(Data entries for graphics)
— begin —

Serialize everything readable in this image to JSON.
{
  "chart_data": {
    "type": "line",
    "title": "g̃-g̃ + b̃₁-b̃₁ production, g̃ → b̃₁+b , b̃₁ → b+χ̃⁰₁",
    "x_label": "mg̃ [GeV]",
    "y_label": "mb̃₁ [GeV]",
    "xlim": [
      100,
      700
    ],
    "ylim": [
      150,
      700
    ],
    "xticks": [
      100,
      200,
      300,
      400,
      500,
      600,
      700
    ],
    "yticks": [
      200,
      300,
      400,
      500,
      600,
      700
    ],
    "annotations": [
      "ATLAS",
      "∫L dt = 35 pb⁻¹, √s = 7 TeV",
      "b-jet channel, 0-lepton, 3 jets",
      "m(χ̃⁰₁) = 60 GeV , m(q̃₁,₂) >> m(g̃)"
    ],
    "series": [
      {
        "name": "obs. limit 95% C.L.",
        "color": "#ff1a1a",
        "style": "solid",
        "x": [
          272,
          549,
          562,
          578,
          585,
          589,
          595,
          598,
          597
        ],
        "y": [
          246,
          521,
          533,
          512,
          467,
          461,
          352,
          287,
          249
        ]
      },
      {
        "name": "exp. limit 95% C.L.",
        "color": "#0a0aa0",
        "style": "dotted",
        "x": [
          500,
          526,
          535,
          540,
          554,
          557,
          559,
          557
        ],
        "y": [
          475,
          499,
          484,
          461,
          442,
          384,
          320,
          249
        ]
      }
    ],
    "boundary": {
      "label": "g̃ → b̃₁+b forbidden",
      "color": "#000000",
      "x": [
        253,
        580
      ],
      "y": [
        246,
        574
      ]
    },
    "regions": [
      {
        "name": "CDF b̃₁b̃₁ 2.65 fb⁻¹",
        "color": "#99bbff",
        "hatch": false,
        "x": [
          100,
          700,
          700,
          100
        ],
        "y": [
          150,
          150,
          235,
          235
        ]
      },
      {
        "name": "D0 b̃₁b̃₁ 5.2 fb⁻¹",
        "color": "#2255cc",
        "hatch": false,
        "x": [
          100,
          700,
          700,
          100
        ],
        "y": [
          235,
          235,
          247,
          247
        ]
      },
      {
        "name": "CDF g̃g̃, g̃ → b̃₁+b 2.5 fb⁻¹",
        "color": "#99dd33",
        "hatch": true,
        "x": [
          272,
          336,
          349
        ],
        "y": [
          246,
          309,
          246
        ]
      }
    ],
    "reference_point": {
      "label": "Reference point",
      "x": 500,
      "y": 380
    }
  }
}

— end —

* _WHAT YOU SHOULD DO_:
Set out every line from the material that contains the string "color".

* _RESULT OF THE TASK_:
        "color": "#ff1a1a",
        "color": "#0a0aa0",
      "color": "#000000",
        "color": "#99bbff",
        "color": "#2255cc",
        "color": "#99dd33",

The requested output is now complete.